# Start of Data to use

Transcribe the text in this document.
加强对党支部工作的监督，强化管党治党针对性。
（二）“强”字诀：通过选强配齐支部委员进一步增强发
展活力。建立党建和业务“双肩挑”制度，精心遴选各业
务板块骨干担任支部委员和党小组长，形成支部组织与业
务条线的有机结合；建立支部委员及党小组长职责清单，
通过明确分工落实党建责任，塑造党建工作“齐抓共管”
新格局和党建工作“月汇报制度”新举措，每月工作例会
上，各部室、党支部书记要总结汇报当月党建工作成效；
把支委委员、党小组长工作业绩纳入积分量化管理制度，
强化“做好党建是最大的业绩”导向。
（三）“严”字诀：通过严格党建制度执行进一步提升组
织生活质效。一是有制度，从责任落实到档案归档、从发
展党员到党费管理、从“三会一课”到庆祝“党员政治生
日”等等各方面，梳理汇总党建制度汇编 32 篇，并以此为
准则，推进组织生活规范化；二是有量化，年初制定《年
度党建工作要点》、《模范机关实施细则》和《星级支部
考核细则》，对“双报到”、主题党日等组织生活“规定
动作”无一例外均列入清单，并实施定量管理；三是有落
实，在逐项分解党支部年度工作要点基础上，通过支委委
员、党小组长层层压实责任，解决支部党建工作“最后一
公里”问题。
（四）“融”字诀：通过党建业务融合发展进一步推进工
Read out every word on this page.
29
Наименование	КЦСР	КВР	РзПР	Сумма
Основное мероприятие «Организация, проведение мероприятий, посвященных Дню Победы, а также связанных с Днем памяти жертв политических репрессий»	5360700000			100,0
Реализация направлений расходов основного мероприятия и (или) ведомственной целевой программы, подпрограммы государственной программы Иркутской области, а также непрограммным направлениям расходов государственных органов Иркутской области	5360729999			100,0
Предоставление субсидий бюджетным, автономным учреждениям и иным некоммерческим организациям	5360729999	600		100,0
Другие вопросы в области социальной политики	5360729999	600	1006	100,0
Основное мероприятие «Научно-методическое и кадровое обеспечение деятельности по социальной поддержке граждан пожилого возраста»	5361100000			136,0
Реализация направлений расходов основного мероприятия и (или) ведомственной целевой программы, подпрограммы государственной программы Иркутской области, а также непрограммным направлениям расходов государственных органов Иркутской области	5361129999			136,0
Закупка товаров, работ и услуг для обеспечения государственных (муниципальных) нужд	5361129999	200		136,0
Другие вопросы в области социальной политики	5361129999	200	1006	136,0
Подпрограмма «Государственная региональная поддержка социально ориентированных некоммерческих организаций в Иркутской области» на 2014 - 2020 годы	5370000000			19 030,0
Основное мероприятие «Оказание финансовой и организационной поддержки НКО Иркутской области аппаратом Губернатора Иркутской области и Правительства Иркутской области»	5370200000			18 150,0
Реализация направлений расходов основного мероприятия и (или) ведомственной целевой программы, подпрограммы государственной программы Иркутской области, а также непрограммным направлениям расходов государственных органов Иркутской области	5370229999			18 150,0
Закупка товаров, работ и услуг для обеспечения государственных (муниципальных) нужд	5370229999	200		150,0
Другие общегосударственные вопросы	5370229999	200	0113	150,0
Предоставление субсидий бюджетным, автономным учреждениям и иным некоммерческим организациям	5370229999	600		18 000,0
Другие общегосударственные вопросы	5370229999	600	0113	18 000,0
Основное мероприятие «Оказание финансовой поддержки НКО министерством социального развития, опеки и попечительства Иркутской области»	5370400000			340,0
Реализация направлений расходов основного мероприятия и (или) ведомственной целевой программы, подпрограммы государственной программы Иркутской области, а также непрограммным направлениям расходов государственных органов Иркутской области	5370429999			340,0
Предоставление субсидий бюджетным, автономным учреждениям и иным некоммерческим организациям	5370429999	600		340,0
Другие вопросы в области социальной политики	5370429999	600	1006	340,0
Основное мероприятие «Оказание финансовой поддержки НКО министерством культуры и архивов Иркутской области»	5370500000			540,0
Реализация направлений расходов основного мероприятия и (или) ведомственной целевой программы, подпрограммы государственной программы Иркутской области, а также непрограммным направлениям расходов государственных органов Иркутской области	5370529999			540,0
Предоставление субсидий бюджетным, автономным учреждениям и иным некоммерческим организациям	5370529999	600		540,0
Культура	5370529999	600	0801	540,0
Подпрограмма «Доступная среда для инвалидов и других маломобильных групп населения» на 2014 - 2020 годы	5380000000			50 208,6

# End of Data to use

Print the listing above in its entirety, with every line exact.

## Result of this exercise
Transcribe the text in this document.
加强对党支部工作的监督，强化管党治党针对性。
（二）“强”字诀：通过选强配齐支部委员进一步增强发
展活力。建立党建和业务“双肩挑”制度，精心遴选各业
务板块骨干担任支部委员和党小组长，形成支部组织与业
务条线的有机结合；建立支部委员及党小组长职责清单，
通过明确分工落实党建责任，塑造党建工作“齐抓共管”
新格局和党建工作“月汇报制度”新举措，每月工作例会
上，各部室、党支部书记要总结汇报当月党建工作成效；
把支委委员、党小组长工作业绩纳入积分量化管理制度，
强化“做好党建是最大的业绩”导向。
（三）“严”字诀：通过严格党建制度执行进一步提升组
织生活质效。一是有制度，从责任落实到档案归档、从发
展党员到党费管理、从“三会一课”到庆祝“党员政治生
日”等等各方面，梳理汇总党建制度汇编 32 篇，并以此为
准则，推进组织生活规范化；二是有量化，年初制定《年
度党建工作要点》、《模范机关实施细则》和《星级支部
考核细则》，对“双报到”、主题党日等组织生活“规定
动作”无一例外均列入清单，并实施定量管理；三是有落
实，在逐项分解党支部年度工作要点基础上，通过支委委
员、党小组长层层压实责任，解决支部党建工作“最后一
公里”问题。
（四）“融”字诀：通过党建业务融合发展进一步推进工
Read out every word on this page.
29
Наименование	КЦСР	КВР	РзПР	Сумма
Основное мероприятие «Организация, проведение мероприятий, посвященных Дню Победы, а также связанных с Днем памяти жертв политических репрессий»	5360700000			100,0
Реализация направлений расходов основного мероприятия и (или) ведомственной целевой программы, подпрограммы государственной программы Иркутской области, а также непрограммным направлениям расходов государственных органов Иркутской области	5360729999			100,0
Предоставление субсидий бюджетным, автономным учреждениям и иным некоммерческим организациям	5360729999	600		100,0
Другие вопросы в области социальной политики	5360729999	600	1006	100,0
Основное мероприятие «Научно-методическое и кадровое обеспечение деятельности по социальной поддержке граждан пожилого возраста»	5361100000			136,0
Реализация направлений расходов основного мероприятия и (или) ведомственной целевой программы, подпрограммы государственной программы Иркутской области, а также непрограммным направлениям расходов государственных органов Иркутской области	5361129999			136,0
Закупка товаров, работ и услуг для обеспечения государственных (муниципальных) нужд	5361129999	200		136,0
Другие вопросы в области социальной политики	5361129999	200	1006	136,0
Подпрограмма «Государственная региональная поддержка социально ориентированных некоммерческих организаций в Иркутской области» на 2014 - 2020 годы	5370000000			19 030,0
Основное мероприятие «Оказание финансовой и организационной поддержки НКО Иркутской области аппаратом Губернатора Иркутской области и Правительства Иркутской области»	5370200000			18 150,0
Реализация направлений расходов основного мероприятия и (или) ведомственной целевой программы, подпрограммы государственной программы Иркутской области, а также непрограммным направлениям расходов государственных органов Иркутской области	5370229999			18 150,0
Закупка товаров, работ и услуг для обеспечения государственных (муниципальных) нужд	5370229999	200		150,0
Другие общегосударственные вопросы	5370229999	200	0113	150,0
Предоставление субсидий бюджетным, автономным учреждениям и иным некоммерческим организациям	5370229999	600		18 000,0
Другие общегосударственные вопросы	5370229999	600	0113	18 000,0
Основное мероприятие «Оказание финансовой поддержки НКО министерством социального развития, опеки и попечительства Иркутской области»	5370400000			340,0
Реализация направлений расходов основного мероприятия и (или) ведомственной целевой программы, подпрограммы государственной программы Иркутской области, а также непрограммным направлениям расходов государственных органов Иркутской области	5370429999			340,0
Предоставление субсидий бюджетным, автономным учреждениям и иным некоммерческим организациям	5370429999	600		340,0
Другие вопросы в области социальной политики	5370429999	600	1006	340,0
Основное мероприятие «Оказание финансовой поддержки НКО министерством культуры и архивов Иркутской области»	5370500000			540,0
Реализация направлений расходов основного мероприятия и (или) ведомственной целевой программы, подпрограммы государственной программы Иркутской области, а также непрограммным направлениям расходов государственных органов Иркутской области	5370529999			540,0
Предоставление субсидий бюджетным, автономным учреждениям и иным некоммерческим организациям	5370529999	600		540,0
Культура	5370529999	600	0801	540,0
Подпрограмма «Доступная среда для инвалидов и других маломобильных групп населения» на 2014 - 2020 годы	5380000000			50 208,6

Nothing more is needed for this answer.